* **TEXT UNDER STUDY**
I’ve had an up-close experience with pain since November 17, 2019, at 2:30pm. Yes, I know the date and time well because that was when I had a freak bicycle accident, in my neighborhood that resulted in a broken tibia in two places. In laymen’s language that means I broke my leg in two places in the knee area. As I’ve “walked” this journey of rehabilitation, I am amazed at the parallels of physical pain to emotional pain. For sure I see three noteworthy ways pain impacts our daily life.
1 | Self-protection becomes the number one concern
The incredible pain in my right leg became my main focus. I guarded that painful area with my life. Even though I had a protective brace the length of my leg, I made sure nothing hit, bumped or touched me. I became like a well-trained watchdog to make sure this painful area was guarded from any further pain. As much as I trust my husband, I really didn’t trust him around my injured leg. He might hit it or bump it and there I would be…sitting in more pain!
2 | My pain controlled my life
My daily routine was about taking my pain meds on time because going without them set me back into pain and it took a few more hours to get out of the pain. I made sure ice was applied frequently. My day was consumed with taking care of my pain, which meant trying to stop it or trying to prevent it from getting worse,
3 | I noticed spiritually I wasn’t “as sharp”
Because of the pain meds and the focus on the pain and prevention of pain, I wasn’t able to “get into” my quiet time or even pray. I was “floating” …aware that God was carrying me but unable to connect with Him in my usual manner.
I realize how my clients suffering from emotional pain could go through this same process I did in my healing journey. Their main focus is to try not to feel the same pain again. The pain impacts and controls the way they respond to and handle life. The pain disconnects them from their source.

* **DATA RECORDS**

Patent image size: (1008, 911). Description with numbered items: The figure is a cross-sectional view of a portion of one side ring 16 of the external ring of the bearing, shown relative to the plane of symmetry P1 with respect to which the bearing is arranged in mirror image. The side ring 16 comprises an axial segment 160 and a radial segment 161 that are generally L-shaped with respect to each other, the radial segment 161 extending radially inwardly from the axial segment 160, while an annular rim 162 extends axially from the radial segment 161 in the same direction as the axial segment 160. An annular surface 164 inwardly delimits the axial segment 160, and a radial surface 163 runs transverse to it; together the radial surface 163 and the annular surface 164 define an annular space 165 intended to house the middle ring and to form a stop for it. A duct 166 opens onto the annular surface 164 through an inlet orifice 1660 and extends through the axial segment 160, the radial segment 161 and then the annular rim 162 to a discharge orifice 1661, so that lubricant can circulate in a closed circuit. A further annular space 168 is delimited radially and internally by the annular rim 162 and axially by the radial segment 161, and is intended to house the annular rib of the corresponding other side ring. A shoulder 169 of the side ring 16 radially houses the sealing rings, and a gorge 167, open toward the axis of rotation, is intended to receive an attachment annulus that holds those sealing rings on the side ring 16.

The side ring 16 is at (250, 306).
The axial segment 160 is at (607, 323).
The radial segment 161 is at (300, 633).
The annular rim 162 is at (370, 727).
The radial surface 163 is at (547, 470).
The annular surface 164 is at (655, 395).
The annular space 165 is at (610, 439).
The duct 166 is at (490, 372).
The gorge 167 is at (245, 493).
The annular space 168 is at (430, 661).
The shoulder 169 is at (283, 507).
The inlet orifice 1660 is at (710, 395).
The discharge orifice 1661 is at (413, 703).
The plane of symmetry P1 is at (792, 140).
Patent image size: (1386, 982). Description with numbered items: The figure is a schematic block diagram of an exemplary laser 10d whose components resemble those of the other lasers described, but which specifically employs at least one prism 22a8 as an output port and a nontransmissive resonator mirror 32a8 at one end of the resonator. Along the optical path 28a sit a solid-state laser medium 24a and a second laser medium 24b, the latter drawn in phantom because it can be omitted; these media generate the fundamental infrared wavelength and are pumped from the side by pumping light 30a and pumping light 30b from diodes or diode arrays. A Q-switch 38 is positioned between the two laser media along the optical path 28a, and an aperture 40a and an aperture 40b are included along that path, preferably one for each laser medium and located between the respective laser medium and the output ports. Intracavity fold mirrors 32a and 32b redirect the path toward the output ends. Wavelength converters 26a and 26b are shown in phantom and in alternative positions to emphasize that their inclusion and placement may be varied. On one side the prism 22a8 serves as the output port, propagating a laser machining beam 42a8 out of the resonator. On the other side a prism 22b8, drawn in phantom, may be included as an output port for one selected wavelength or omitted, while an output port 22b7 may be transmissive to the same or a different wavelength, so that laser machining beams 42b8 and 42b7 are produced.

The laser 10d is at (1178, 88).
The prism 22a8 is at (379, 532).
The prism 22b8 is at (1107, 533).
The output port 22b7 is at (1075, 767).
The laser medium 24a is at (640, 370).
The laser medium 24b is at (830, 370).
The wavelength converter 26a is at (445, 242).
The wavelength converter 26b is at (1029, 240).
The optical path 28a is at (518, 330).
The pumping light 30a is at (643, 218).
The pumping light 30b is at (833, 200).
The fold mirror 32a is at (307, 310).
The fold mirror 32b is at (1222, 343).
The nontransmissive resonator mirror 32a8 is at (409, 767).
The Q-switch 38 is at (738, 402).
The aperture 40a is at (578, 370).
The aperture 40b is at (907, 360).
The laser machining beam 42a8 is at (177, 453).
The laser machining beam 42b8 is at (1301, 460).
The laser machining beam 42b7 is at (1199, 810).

* **WORK ORDER**
Copy out the whole text about pain after the bicycle accident, word for word. The records play no part in this work.

* **FINISHED TASK**
I’ve had an up-close experience with pain since November 17, 2019, at 2:30pm. Yes, I know the date and time well because that was when I had a freak bicycle accident, in my neighborhood that resulted in a broken tibia in two places. In laymen’s language that means I broke my leg in two places in the knee area. As I’ve “walked” this journey of rehabilitation, I am amazed at the parallels of physical pain to emotional pain. For sure I see three noteworthy ways pain impacts our daily life.
1 | Self-protection becomes the number one concern
The incredible pain in my right leg became my main focus. I guarded that painful area with my life. Even though I had a protective brace the length of my leg, I made sure nothing hit, bumped or touched me. I became like a well-trained watchdog to make sure this painful area was guarded from any further pain. As much as I trust my husband, I really didn’t trust him around my injured leg. He might hit it or bump it and there I would be…sitting in more pain!
2 | My pain controlled my life
My daily routine was about taking my pain meds on time because going without them set me back into pain and it took a few more hours to get out of the pain. I made sure ice was applied frequently. My day was consumed with taking care of my pain, which meant trying to stop it or trying to prevent it from getting worse,
3 | I noticed spiritually I wasn’t “as sharp”
Because of the pain meds and the focus on the pain and prevention of pain, I wasn’t able to “get into” my quiet time or even pray. I was “floating” …aware that God was carrying me but unable to connect with Him in my usual manner.
I realize how my clients suffering from emotional pain could go through this same process I did in my healing journey. Their main focus is to try not to feel the same pain again. The pain impacts and controls the way they respond to and handle life. The pain disconnects them from their source.